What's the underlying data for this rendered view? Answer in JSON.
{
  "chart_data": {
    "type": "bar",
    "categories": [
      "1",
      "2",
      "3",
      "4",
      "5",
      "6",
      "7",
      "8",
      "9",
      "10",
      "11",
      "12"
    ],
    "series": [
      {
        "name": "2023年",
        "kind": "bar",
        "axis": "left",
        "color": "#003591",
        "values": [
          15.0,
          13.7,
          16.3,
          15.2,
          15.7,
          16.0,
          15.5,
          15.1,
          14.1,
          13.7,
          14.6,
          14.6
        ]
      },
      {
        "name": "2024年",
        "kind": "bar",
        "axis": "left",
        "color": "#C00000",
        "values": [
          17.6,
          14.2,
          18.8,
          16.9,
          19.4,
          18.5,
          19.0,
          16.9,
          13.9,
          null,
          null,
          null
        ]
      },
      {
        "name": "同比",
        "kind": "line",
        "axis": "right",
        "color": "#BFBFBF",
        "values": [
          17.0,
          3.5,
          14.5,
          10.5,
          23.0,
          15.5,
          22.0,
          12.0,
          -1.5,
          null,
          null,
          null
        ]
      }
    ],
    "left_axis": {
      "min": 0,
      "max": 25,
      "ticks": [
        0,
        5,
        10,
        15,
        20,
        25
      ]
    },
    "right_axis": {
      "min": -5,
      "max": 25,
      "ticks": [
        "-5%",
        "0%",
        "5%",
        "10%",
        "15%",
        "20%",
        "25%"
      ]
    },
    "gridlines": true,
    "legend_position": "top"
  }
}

Written exercise
Above are the records; retype every one exactly.

Final result
What's the underlying data for this rendered view? Answer in JSON.
{
  "chart_data": {
    "type": "bar",
    "categories": [
      "1",
      "2",
      "3",
      "4",
      "5",
      "6",
      "7",
      "8",
      "9",
      "10",
      "11",
      "12"
    ],
    "series": [
      {
        "name": "2023年",
        "kind": "bar",
        "axis": "left",
        "color": "#003591",
        "values": [
          15.0,
          13.7,
          16.3,
          15.2,
          15.7,
          16.0,
          15.5,
          15.1,
          14.1,
          13.7,
          14.6,
          14.6
        ]
      },
      {
        "name": "2024年",
        "kind": "bar",
        "axis": "left",
        "color": "#C00000",
        "values": [
          17.6,
          14.2,
          18.8,
          16.9,
          19.4,
          18.5,
          19.0,
          16.9,
          13.9,
          null,
          null,
          null
        ]
      },
      {
        "name": "同比",
        "kind": "line",
        "axis": "right",
        "color": "#BFBFBF",
        "values": [
          17.0,
          3.5,
          14.5,
          10.5,
          23.0,
          15.5,
          22.0,
          12.0,
          -1.5,
          null,
          null,
          null
        ]
      }
    ],
    "left_axis": {
      "min": 0,
      "max": 25,
      "ticks": [
        0,
        5,
        10,
        15,
        20,
        25
      ]
    },
    "right_axis": {
      "min": -5,
      "max": 25,
      "ticks": [
        "-5%",
        "0%",
        "5%",
        "10%",
        "15%",
        "20%",
        "25%"
      ]
    },
    "gridlines": true,
    "legend_position": "top"
  }
}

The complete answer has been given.